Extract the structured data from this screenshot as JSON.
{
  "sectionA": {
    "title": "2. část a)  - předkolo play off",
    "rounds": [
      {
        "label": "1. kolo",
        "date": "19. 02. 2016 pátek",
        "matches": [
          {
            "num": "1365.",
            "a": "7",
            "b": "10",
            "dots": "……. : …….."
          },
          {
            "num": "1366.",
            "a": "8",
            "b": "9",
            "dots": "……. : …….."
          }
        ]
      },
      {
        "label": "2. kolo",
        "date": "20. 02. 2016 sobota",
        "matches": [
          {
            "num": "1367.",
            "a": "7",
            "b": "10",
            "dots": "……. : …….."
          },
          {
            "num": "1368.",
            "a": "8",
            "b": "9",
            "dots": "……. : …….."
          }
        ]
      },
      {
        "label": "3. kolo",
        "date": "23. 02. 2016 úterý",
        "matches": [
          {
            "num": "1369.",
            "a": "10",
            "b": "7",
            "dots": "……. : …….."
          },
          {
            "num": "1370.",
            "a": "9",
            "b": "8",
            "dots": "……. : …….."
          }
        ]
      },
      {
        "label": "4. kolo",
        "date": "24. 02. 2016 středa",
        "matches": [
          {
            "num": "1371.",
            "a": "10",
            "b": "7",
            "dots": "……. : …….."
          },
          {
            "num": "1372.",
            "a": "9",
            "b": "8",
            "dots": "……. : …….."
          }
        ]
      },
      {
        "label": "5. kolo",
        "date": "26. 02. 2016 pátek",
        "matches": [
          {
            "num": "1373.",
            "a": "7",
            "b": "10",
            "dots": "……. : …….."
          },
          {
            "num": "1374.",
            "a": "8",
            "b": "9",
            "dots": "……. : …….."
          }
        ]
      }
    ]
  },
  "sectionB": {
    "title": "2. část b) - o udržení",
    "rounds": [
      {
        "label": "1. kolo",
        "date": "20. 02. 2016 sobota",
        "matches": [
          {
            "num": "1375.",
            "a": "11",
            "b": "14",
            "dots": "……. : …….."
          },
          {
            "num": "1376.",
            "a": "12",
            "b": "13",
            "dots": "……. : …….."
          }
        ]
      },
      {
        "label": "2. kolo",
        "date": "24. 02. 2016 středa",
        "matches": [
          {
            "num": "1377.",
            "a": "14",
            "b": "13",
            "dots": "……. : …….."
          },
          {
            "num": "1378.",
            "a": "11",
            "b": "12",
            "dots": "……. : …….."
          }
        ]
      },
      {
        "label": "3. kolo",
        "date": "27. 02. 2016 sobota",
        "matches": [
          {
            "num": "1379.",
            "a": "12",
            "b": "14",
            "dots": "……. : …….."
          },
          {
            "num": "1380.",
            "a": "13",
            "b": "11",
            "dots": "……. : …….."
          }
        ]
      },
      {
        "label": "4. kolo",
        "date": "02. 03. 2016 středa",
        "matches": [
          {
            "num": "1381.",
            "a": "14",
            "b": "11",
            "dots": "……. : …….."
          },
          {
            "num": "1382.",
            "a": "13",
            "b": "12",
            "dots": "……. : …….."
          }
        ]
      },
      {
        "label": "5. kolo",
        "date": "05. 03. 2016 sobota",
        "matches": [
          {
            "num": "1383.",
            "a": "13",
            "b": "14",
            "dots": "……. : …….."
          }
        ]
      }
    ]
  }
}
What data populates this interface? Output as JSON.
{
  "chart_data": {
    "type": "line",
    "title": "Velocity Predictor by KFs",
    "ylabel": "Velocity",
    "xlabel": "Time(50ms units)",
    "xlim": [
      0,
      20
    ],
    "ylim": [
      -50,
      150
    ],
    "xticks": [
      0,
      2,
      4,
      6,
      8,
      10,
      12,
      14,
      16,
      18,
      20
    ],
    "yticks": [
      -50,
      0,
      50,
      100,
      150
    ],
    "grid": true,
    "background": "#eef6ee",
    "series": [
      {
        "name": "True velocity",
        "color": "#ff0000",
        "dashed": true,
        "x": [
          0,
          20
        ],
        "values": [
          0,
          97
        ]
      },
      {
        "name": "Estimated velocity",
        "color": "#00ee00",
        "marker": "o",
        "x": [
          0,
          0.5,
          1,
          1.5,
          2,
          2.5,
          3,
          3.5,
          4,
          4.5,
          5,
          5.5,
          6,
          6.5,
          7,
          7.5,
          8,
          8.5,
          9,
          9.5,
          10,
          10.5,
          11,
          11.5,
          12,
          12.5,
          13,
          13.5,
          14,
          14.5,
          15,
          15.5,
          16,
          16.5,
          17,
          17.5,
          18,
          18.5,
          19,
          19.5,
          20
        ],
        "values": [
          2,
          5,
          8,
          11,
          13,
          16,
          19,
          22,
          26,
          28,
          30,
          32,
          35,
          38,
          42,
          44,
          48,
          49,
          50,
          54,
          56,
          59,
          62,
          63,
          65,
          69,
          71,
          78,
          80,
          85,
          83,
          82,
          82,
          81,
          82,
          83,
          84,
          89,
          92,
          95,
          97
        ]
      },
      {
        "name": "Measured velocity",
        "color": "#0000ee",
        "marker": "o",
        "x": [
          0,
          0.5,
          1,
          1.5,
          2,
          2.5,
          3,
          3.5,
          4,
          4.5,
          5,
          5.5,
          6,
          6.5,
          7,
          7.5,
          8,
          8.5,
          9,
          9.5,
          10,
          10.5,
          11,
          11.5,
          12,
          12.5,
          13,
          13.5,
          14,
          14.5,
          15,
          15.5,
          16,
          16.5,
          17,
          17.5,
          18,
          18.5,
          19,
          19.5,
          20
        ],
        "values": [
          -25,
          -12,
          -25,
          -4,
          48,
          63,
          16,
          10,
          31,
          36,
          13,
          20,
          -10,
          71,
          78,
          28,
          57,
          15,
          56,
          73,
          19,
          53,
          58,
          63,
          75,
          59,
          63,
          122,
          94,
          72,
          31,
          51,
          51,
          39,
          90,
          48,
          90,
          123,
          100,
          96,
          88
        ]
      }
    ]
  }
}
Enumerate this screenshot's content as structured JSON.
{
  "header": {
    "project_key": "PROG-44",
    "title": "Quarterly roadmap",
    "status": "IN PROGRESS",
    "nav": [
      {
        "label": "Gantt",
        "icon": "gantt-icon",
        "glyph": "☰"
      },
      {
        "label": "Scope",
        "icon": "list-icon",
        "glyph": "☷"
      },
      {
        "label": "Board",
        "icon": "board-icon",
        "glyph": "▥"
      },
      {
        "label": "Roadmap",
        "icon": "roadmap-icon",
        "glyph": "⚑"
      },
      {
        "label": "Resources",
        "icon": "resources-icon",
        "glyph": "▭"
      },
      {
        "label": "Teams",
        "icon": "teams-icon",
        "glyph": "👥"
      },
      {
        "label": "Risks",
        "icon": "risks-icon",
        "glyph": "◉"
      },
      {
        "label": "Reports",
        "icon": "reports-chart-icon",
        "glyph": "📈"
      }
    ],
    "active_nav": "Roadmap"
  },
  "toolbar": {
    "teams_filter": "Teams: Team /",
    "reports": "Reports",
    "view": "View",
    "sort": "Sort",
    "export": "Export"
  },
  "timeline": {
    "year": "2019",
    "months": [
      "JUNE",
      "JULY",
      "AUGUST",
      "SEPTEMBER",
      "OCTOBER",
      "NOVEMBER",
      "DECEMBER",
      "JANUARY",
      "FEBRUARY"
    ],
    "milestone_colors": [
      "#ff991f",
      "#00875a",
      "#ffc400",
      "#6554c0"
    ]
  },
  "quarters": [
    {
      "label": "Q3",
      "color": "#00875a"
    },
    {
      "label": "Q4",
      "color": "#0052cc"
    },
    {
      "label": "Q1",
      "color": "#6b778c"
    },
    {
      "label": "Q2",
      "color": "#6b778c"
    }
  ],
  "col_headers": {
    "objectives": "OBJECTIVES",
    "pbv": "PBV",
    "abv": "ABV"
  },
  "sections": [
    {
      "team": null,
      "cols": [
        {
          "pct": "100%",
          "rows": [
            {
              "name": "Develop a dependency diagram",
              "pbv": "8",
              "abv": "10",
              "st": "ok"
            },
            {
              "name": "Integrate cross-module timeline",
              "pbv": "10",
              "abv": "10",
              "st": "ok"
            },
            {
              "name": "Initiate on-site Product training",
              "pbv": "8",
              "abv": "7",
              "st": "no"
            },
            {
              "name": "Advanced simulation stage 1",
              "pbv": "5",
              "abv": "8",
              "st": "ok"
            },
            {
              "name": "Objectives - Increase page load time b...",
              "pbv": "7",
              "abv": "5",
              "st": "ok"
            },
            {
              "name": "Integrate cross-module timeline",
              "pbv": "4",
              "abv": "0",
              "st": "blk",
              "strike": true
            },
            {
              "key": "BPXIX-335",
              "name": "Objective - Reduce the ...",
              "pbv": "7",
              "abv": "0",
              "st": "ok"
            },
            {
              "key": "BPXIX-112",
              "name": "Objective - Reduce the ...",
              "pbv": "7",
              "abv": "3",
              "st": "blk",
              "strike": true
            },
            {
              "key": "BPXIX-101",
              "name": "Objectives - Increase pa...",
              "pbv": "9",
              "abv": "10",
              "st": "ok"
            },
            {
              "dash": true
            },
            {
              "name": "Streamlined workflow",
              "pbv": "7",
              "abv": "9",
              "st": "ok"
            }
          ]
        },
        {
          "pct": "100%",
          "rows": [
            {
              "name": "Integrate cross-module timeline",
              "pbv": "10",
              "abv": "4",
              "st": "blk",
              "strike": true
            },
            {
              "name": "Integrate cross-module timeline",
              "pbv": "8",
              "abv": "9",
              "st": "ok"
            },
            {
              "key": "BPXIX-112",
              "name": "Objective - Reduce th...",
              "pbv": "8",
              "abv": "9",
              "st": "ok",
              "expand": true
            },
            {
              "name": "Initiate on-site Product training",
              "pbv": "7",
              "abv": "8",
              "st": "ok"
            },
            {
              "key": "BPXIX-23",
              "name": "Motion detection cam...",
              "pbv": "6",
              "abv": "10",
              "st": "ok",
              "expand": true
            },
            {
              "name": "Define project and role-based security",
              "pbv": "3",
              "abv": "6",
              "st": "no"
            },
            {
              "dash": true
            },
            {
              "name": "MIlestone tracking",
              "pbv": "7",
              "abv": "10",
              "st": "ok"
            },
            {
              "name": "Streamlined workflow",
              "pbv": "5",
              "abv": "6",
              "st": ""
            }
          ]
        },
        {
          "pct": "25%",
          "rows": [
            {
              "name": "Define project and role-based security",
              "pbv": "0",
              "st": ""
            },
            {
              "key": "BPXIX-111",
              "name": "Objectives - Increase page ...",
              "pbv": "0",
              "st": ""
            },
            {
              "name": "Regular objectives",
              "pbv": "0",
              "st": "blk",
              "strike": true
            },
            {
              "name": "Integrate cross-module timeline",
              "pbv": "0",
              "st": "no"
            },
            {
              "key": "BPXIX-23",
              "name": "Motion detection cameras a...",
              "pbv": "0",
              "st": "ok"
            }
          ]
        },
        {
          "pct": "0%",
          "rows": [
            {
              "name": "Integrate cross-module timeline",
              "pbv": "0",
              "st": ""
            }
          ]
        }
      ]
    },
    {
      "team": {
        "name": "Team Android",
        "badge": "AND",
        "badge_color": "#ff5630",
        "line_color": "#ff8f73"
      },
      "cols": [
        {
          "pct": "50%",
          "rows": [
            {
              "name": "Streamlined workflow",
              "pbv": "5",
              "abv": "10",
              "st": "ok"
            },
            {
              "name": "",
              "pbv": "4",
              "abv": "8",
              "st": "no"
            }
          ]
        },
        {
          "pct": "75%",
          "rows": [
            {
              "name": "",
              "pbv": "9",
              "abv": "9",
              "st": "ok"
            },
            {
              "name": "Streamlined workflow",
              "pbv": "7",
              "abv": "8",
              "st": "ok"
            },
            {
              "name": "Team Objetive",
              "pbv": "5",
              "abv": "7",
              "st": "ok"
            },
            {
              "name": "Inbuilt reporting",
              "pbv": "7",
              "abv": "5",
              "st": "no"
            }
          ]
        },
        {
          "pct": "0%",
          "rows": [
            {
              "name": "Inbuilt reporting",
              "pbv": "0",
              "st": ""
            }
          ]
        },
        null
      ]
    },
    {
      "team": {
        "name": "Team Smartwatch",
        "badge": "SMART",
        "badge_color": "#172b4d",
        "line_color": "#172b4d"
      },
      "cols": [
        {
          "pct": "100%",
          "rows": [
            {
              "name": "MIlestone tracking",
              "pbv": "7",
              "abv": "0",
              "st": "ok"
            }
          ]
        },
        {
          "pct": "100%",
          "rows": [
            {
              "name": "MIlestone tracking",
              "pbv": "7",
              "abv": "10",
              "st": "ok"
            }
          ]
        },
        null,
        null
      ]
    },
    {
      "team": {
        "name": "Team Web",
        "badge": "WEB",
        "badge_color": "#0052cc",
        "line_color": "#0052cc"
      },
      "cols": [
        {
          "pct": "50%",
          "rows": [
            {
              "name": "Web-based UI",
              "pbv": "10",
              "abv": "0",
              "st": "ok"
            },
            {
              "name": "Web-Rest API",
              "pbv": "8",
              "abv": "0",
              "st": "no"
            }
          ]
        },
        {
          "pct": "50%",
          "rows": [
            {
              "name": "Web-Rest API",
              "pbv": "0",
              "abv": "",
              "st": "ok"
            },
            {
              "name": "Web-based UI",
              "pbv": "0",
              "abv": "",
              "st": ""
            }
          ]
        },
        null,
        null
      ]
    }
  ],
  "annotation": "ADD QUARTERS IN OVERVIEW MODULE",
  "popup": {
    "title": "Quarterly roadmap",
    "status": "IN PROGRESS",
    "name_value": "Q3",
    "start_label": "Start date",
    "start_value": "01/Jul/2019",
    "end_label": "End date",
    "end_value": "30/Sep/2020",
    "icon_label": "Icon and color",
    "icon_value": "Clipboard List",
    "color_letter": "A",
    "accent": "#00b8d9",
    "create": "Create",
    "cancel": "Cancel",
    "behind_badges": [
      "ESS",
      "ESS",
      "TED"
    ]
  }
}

■ What to produce ■
Filter the entries down to the lines containing "this". Copy each of those lines.

■ Answer to the exercise ■
Extract the structured data from this screenshot as JSON.
What data populates this interface? Output as JSON.
Enumerate this screenshot's content as structured JSON.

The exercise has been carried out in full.